- **What you are asked to do**: For the listing below, give the count of lines containing the string "content" and nothing else.
-- begin Data for this exercise --
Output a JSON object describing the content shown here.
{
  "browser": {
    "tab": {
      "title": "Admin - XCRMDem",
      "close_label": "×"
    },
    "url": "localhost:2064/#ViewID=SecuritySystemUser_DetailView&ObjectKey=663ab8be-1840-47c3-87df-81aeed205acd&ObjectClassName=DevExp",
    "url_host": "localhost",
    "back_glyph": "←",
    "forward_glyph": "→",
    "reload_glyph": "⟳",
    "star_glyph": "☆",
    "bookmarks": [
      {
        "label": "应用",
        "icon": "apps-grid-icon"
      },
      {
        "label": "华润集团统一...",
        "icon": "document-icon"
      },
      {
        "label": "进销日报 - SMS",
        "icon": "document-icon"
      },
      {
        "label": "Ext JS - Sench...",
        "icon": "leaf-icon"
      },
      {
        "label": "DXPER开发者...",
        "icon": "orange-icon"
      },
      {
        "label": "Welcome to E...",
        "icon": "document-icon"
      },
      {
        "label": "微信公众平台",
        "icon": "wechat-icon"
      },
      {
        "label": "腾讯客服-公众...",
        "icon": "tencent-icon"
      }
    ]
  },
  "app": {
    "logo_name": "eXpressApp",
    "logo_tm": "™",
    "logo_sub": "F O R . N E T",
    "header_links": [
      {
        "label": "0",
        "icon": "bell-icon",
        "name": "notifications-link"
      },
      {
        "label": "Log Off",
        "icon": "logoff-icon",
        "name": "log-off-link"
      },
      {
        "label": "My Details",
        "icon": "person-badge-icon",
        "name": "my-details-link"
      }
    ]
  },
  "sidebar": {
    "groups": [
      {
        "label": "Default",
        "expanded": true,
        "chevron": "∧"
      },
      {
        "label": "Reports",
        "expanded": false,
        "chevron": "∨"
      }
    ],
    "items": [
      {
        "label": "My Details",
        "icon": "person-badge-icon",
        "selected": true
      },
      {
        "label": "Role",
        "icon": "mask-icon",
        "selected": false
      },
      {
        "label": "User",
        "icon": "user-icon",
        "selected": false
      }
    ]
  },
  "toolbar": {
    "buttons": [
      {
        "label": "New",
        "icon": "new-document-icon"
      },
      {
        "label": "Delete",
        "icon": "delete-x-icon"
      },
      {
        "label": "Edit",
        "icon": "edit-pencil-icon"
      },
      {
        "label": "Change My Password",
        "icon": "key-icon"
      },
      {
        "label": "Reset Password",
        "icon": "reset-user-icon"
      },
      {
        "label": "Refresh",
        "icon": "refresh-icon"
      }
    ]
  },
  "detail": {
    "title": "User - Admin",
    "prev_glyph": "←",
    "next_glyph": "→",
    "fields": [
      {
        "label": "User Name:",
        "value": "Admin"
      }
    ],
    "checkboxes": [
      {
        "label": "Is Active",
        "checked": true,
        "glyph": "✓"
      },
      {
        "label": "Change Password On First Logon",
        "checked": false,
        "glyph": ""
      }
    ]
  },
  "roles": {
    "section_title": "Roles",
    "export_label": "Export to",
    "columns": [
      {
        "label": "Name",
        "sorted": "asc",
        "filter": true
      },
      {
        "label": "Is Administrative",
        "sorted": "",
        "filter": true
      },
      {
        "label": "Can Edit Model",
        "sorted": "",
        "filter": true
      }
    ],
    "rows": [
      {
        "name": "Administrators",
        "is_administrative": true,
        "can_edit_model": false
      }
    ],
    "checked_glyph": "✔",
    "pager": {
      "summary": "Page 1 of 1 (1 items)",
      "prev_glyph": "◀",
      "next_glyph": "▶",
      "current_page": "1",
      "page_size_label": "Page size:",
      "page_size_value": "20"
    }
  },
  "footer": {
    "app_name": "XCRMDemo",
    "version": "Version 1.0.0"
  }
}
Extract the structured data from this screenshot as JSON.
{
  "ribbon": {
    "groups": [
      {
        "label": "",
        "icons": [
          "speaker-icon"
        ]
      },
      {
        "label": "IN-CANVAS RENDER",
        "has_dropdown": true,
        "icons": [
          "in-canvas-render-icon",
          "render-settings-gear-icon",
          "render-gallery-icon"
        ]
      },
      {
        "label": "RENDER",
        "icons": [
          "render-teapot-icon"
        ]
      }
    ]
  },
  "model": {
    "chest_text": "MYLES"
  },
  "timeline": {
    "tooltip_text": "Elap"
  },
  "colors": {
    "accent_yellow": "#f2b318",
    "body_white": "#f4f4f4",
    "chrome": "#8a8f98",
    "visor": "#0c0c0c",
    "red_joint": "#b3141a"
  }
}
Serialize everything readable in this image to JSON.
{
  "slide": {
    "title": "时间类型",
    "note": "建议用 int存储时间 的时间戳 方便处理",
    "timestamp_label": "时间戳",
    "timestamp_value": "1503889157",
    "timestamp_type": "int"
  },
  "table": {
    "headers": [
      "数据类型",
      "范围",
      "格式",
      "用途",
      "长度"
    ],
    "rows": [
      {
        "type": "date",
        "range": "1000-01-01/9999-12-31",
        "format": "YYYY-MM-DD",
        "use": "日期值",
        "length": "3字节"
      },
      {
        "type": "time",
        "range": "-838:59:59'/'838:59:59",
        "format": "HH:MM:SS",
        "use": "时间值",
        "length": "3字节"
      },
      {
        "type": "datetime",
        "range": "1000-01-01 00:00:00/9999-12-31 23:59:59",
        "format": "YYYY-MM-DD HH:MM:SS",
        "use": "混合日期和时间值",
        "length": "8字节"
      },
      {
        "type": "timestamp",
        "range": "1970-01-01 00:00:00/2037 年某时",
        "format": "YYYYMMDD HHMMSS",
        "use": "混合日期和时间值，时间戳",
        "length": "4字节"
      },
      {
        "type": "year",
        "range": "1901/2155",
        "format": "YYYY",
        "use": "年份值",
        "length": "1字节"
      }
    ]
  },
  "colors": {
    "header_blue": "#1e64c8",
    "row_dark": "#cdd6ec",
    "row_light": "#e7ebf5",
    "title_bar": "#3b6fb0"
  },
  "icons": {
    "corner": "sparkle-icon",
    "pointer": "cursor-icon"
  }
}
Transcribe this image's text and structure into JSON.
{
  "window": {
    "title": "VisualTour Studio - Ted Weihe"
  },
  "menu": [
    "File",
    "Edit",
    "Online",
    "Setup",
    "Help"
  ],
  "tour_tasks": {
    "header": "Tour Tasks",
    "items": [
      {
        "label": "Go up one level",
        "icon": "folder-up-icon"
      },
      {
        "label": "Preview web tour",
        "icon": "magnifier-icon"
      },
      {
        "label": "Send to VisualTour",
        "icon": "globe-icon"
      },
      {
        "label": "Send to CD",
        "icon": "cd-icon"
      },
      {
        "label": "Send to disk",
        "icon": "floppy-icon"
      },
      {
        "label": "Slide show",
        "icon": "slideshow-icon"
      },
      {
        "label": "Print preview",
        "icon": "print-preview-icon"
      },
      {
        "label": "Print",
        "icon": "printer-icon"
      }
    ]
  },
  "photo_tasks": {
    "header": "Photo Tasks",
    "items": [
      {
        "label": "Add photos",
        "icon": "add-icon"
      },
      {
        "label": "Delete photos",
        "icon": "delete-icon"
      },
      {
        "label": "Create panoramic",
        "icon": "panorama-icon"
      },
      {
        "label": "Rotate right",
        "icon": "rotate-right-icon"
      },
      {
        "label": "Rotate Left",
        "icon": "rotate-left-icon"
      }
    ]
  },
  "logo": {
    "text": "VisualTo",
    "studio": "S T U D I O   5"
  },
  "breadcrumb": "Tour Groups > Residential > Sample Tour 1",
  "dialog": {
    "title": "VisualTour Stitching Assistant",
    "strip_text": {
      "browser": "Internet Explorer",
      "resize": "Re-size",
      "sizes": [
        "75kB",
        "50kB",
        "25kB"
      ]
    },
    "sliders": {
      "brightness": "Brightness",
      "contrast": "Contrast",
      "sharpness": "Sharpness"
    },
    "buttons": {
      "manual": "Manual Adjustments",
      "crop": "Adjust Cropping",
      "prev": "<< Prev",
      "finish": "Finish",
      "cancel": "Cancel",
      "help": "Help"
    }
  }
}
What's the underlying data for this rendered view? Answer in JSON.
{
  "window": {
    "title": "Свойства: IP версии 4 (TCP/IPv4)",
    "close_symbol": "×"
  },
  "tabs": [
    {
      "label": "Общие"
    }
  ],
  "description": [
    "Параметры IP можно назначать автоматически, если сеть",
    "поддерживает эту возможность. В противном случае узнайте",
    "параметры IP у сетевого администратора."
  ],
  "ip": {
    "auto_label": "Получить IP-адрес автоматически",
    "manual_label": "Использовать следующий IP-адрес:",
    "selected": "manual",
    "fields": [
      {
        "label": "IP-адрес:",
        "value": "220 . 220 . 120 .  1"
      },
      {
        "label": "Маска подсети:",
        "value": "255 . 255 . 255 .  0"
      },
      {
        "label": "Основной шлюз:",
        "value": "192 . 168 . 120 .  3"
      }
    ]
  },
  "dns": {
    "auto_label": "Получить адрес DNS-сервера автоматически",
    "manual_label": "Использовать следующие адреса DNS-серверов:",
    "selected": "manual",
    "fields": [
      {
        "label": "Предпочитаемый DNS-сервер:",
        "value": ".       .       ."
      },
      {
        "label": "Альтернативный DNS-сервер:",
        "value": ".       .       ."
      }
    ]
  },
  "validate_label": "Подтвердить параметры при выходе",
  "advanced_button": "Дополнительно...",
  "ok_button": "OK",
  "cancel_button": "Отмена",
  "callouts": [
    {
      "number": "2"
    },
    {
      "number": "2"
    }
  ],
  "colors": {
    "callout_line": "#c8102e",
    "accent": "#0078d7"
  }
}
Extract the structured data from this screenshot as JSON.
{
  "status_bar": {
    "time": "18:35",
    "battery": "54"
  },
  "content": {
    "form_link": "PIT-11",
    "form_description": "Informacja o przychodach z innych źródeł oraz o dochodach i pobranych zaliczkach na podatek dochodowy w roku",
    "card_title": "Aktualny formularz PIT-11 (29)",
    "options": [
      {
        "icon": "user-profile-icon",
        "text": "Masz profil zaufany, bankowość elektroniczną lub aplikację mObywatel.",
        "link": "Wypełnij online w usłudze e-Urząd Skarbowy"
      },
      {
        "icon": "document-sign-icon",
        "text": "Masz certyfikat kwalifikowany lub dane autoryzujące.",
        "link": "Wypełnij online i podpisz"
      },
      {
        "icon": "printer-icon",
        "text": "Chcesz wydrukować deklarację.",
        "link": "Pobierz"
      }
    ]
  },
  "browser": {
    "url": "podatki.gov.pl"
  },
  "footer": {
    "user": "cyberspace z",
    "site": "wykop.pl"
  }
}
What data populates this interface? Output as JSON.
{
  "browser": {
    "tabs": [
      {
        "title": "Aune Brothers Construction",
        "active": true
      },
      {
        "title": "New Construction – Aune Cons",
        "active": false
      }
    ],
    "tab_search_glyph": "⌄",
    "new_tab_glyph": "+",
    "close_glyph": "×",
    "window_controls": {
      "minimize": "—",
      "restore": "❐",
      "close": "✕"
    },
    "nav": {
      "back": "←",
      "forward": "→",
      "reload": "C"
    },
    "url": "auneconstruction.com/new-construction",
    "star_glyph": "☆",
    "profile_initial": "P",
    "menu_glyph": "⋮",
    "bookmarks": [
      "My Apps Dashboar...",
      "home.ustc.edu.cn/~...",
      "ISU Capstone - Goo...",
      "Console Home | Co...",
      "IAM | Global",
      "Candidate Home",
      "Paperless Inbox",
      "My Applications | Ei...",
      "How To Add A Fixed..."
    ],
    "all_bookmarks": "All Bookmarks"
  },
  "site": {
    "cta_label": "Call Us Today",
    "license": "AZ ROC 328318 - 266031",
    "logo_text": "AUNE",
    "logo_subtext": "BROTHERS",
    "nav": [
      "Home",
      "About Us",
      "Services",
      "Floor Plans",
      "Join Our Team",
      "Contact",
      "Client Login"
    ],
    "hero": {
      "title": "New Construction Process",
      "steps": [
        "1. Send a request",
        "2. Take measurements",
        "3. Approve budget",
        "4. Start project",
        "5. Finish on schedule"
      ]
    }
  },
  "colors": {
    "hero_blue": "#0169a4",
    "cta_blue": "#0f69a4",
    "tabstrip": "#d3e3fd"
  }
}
-- end Data for this exercise --
- **Expected output**: 2